■ **EXERCISE**
Among the records below, find each line that includes the string "RIGHT" and copy it.

■ **DATA**
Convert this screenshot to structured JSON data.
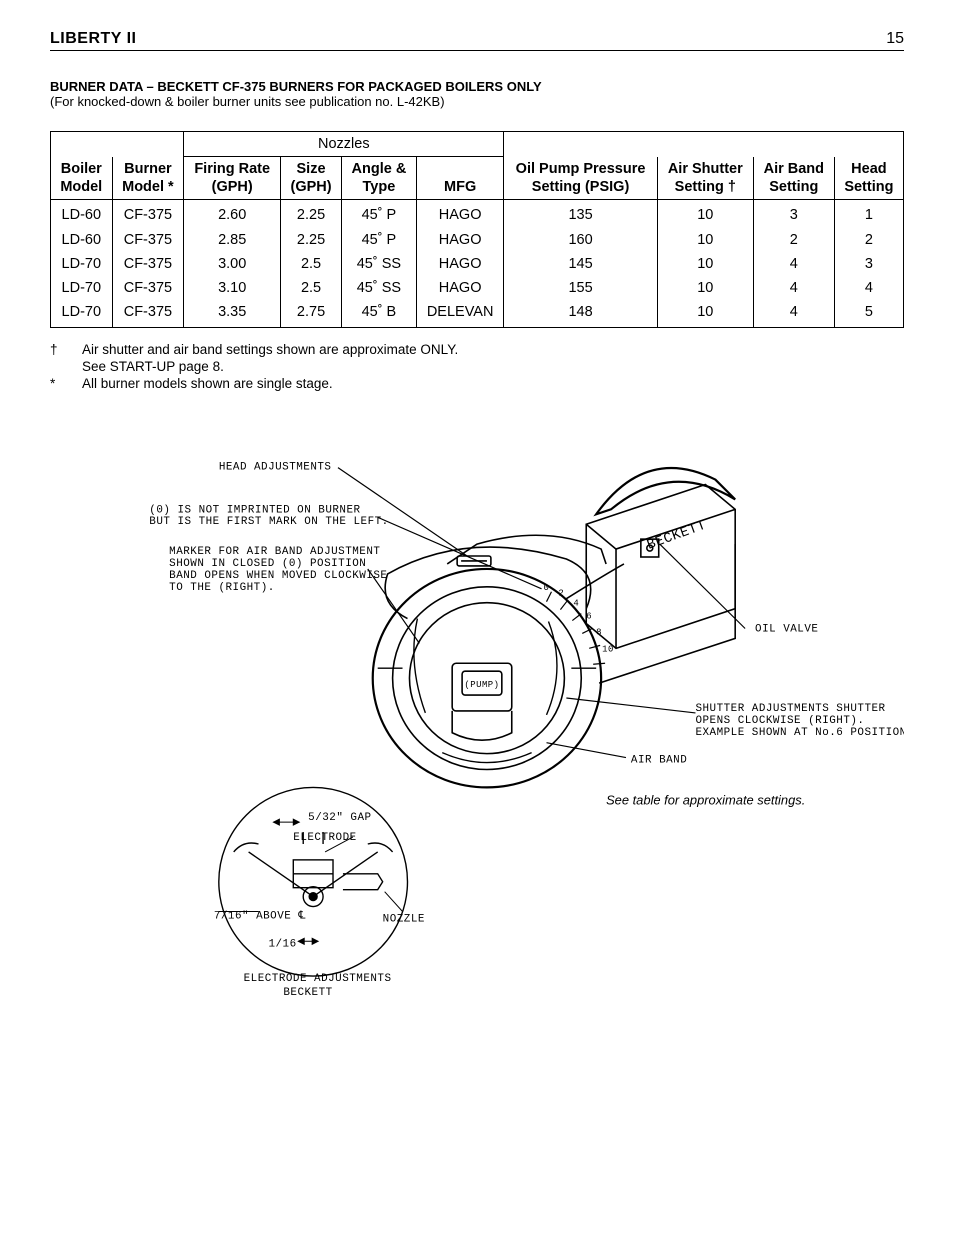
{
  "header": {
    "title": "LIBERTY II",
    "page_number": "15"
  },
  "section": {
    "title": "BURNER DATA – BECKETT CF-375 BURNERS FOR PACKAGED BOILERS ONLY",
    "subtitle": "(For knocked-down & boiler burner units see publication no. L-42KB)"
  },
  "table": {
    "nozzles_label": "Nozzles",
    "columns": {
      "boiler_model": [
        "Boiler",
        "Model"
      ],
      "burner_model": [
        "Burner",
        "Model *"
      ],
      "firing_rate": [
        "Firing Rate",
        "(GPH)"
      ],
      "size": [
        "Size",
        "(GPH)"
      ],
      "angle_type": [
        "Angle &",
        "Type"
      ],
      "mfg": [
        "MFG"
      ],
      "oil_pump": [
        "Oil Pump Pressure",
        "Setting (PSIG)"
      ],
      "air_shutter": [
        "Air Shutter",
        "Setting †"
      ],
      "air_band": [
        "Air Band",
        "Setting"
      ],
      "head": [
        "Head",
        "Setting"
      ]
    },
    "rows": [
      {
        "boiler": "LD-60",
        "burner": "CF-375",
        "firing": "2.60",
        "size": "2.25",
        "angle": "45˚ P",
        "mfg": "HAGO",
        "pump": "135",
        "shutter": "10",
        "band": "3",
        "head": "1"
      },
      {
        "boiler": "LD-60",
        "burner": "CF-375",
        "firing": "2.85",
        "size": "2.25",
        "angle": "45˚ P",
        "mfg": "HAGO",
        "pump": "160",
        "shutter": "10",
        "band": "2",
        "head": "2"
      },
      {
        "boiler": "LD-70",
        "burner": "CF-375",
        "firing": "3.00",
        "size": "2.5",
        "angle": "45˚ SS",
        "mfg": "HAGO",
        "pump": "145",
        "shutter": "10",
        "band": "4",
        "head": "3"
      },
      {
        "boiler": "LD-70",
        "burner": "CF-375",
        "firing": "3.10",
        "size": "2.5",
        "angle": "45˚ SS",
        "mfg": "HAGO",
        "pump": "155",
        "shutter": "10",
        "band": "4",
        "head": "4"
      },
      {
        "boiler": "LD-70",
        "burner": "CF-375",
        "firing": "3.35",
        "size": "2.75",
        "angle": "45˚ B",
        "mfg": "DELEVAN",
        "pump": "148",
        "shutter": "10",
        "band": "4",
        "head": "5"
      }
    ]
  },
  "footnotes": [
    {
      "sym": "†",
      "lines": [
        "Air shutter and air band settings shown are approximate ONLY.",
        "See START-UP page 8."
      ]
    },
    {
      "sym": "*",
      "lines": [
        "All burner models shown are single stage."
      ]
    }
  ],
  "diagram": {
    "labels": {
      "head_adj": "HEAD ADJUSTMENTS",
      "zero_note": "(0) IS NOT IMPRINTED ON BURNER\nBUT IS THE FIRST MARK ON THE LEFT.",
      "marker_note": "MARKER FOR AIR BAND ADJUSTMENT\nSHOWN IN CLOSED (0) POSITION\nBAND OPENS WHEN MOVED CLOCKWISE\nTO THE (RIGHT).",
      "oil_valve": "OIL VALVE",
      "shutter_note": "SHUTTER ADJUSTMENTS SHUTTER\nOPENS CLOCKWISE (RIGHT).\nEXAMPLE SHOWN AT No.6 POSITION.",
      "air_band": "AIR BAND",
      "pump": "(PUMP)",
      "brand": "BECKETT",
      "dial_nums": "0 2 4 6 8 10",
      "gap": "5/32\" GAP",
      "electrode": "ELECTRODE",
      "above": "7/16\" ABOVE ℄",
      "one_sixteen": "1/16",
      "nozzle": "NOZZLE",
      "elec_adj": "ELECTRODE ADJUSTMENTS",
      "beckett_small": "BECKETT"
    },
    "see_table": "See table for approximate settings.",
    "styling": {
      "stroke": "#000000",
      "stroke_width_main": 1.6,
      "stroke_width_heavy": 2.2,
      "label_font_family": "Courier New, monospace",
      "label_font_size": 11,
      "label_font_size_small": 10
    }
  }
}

■ **EXERCISE OUTPUT**
      "marker_note": "MARKER FOR AIR BAND ADJUSTMENT\nSHOWN IN CLOSED (0) POSITION\nBAND OPENS WHEN MOVED CLOCKWISE\nTO THE (RIGHT).",
      "shutter_note": "SHUTTER ADJUSTMENTS SHUTTER\nOPENS CLOCKWISE (RIGHT).\nEXAMPLE SHOWN AT No.6 POSITION.",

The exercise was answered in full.